= EXERCISE BRIEF =
Below is some material; transcribe all of it exactly.
**** MATERIAL PROVIDED
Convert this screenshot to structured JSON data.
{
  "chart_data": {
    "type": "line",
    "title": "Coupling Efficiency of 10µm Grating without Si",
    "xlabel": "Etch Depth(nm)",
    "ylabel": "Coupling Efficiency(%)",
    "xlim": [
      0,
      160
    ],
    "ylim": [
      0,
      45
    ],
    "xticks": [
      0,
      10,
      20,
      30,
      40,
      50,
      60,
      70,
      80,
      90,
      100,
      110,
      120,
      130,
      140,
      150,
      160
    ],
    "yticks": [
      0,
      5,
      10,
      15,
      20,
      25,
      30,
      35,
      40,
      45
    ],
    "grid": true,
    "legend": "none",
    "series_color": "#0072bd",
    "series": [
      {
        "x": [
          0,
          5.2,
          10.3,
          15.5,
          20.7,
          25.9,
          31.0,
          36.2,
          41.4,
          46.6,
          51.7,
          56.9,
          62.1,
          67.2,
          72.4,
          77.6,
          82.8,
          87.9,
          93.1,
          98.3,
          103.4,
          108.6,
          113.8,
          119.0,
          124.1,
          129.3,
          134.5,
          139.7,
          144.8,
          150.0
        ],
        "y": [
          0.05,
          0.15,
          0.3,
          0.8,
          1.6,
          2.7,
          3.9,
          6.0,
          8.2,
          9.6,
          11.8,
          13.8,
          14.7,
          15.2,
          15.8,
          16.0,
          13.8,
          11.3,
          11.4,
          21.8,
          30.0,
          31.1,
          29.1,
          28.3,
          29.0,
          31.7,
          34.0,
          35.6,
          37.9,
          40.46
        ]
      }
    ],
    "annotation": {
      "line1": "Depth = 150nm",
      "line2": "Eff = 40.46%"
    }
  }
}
********
= EXERCISE OUTPUT =
Convert this screenshot to structured JSON data.
{
  "chart_data": {
    "type": "line",
    "title": "Coupling Efficiency of 10µm Grating without Si",
    "xlabel": "Etch Depth(nm)",
    "ylabel": "Coupling Efficiency(%)",
    "xlim": [
      0,
      160
    ],
    "ylim": [
      0,
      45
    ],
    "xticks": [
      0,
      10,
      20,
      30,
      40,
      50,
      60,
      70,
      80,
      90,
      100,
      110,
      120,
      130,
      140,
      150,
      160
    ],
    "yticks": [
      0,
      5,
      10,
      15,
      20,
      25,
      30,
      35,
      40,
      45
    ],
    "grid": true,
    "legend": "none",
    "series_color": "#0072bd",
    "series": [
      {
        "x": [
          0,
          5.2,
          10.3,
          15.5,
          20.7,
          25.9,
          31.0,
          36.2,
          41.4,
          46.6,
          51.7,
          56.9,
          62.1,
          67.2,
          72.4,
          77.6,
          82.8,
          87.9,
          93.1,
          98.3,
          103.4,
          108.6,
          113.8,
          119.0,
          124.1,
          129.3,
          134.5,
          139.7,
          144.8,
          150.0
        ],
        "y": [
          0.05,
          0.15,
          0.3,
          0.8,
          1.6,
          2.7,
          3.9,
          6.0,
          8.2,
          9.6,
          11.8,
          13.8,
          14.7,
          15.2,
          15.8,
          16.0,
          13.8,
          11.3,
          11.4,
          21.8,
          30.0,
          31.1,
          29.1,
          28.3,
          29.0,
          31.7,
          34.0,
          35.6,
          37.9,
          40.46
        ]
      }
    ],
    "annotation": {
      "line1": "Depth = 150nm",
      "line2": "Eff = 40.46%"
    }
  }
}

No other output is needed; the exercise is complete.